■ THE PROBLEM: From the entries below, count every line that contains the word "Adicionar". Please give the number and nothing else.

■ INPUT FOR THIS TASK:
-*-

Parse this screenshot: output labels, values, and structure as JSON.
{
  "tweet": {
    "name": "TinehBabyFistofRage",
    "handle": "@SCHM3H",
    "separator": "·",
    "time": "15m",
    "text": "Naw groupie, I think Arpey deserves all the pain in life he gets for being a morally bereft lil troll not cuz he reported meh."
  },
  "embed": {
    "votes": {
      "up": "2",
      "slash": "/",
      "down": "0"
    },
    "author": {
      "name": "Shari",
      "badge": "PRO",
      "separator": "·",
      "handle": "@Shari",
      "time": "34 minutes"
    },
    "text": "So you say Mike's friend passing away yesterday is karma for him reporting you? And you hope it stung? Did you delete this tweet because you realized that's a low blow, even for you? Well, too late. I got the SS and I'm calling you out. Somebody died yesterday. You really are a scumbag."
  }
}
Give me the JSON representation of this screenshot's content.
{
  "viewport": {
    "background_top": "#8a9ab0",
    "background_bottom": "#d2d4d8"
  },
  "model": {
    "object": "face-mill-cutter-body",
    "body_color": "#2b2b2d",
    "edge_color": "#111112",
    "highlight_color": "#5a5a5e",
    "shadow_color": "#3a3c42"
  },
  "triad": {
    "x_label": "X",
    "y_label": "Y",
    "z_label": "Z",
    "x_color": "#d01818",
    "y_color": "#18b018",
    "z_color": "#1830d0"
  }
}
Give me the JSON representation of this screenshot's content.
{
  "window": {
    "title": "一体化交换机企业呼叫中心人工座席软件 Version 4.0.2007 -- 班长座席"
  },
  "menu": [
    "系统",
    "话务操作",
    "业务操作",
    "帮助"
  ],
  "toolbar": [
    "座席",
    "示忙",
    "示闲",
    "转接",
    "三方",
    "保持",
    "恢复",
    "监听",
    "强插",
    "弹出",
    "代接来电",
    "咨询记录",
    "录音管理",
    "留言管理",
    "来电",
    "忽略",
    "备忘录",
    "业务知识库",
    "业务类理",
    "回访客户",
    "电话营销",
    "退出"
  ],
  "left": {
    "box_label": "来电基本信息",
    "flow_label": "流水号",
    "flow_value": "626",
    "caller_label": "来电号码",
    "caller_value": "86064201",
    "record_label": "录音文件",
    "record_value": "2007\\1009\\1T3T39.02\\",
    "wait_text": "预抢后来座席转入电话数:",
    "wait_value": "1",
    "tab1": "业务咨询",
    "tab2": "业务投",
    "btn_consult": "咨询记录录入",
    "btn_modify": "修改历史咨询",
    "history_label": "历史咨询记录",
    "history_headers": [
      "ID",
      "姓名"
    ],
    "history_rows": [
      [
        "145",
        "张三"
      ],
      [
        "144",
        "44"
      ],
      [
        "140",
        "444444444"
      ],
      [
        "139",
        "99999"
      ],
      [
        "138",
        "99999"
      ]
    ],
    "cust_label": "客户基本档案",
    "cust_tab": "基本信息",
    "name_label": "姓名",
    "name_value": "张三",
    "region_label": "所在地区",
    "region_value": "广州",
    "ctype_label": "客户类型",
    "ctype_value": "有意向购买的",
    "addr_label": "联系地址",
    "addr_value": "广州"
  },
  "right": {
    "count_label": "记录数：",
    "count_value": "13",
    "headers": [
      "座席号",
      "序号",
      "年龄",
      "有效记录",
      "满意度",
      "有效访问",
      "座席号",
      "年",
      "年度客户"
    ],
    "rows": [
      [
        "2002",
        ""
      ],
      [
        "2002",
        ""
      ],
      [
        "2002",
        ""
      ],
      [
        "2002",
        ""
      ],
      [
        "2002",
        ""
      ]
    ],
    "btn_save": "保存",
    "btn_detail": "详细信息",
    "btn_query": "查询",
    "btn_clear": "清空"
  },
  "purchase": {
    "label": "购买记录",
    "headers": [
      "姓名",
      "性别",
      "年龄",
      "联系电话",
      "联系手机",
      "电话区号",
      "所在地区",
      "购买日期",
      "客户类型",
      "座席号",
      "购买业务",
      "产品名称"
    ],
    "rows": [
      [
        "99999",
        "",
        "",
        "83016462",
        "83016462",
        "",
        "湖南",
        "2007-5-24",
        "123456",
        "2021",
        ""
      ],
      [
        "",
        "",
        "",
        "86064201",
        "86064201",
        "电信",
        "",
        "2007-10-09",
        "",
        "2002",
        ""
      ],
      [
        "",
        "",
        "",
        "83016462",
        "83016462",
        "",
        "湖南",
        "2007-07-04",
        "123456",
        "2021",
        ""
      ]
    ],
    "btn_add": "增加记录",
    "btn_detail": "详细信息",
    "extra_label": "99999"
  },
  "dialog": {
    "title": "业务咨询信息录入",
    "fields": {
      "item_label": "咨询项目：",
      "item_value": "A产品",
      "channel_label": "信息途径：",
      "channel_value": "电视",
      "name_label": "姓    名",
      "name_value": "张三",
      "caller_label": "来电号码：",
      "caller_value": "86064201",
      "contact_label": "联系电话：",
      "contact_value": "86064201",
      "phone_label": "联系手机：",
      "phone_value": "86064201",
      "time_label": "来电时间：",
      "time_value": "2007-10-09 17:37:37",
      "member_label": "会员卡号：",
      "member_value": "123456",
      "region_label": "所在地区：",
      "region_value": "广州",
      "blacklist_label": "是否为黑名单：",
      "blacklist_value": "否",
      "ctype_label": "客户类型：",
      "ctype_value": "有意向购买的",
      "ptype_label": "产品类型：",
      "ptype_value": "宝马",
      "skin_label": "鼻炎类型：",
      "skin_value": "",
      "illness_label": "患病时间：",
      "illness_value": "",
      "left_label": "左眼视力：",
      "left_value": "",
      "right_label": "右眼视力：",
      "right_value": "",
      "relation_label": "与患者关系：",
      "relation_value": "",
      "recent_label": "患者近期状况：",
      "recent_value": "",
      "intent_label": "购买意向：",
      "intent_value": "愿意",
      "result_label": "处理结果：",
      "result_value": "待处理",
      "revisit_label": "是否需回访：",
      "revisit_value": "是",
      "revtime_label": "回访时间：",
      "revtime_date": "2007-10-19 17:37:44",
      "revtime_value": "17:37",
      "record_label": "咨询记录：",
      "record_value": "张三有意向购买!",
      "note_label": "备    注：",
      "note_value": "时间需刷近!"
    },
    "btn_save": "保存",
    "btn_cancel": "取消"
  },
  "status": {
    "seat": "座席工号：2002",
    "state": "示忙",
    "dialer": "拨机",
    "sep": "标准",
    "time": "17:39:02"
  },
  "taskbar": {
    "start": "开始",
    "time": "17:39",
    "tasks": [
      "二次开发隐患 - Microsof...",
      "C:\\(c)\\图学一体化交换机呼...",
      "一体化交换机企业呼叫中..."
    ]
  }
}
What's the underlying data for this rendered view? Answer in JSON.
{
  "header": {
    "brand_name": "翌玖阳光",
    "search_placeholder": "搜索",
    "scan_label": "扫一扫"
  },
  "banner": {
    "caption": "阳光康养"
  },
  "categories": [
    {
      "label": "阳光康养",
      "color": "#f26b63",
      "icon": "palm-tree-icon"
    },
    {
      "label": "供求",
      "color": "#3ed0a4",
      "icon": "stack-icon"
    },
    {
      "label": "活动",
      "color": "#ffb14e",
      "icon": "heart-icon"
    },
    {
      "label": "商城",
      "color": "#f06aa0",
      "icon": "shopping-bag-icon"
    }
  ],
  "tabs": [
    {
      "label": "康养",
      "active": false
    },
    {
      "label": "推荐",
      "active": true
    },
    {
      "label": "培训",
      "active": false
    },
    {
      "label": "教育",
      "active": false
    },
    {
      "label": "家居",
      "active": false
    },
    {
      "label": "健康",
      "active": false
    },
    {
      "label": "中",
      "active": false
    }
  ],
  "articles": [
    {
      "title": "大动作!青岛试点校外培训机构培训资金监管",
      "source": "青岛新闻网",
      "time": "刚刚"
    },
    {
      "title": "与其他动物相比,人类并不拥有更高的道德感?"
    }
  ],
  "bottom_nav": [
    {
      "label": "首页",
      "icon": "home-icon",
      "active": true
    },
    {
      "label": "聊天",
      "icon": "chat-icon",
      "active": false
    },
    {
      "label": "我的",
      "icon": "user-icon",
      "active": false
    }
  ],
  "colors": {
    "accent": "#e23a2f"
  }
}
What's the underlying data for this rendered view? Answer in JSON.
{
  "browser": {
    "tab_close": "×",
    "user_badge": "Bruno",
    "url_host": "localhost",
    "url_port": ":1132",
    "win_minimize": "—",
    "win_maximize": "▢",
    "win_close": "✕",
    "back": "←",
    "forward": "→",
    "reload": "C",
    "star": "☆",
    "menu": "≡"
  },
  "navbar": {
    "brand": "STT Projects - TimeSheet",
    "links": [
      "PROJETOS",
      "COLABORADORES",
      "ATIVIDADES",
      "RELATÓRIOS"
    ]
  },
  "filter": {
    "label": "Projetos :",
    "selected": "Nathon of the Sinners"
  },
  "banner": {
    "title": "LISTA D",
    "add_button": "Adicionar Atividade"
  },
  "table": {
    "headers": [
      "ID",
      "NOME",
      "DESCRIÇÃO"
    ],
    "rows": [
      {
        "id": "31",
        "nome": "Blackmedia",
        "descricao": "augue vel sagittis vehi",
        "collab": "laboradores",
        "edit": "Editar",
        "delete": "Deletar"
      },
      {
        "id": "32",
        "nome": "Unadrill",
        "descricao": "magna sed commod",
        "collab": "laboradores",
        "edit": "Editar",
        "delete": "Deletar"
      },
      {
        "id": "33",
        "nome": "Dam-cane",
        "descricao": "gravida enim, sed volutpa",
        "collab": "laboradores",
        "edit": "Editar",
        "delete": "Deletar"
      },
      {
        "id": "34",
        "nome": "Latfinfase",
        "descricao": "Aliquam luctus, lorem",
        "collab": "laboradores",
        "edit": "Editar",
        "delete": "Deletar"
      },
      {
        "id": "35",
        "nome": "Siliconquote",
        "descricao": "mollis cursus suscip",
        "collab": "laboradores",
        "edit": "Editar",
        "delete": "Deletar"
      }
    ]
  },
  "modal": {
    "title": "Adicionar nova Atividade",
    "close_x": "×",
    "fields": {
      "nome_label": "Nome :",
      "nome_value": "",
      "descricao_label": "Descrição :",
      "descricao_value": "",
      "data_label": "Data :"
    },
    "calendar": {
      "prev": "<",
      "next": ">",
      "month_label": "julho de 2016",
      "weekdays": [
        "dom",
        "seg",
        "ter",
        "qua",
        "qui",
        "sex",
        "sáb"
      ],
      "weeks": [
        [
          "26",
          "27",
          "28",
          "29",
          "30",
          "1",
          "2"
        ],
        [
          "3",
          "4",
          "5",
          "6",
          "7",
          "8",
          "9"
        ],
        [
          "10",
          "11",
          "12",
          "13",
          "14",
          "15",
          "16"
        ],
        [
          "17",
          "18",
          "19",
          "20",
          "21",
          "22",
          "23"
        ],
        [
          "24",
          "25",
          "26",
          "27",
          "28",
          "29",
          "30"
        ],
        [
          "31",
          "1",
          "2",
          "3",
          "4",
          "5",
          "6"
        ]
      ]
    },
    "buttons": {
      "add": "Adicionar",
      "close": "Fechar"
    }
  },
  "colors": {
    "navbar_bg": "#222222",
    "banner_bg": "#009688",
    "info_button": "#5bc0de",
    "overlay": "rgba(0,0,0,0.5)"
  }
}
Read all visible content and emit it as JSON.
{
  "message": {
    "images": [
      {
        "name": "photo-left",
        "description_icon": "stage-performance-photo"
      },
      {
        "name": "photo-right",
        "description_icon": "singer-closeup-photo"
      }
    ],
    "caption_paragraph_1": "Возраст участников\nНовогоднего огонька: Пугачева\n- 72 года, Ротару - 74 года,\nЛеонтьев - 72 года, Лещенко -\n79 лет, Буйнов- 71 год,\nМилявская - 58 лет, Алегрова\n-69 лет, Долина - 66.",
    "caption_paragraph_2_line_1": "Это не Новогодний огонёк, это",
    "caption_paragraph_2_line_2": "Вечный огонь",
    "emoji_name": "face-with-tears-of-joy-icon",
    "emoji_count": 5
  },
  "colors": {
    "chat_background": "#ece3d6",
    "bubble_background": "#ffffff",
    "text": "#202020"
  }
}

-*-

■ WRITTEN SOLUTION: 3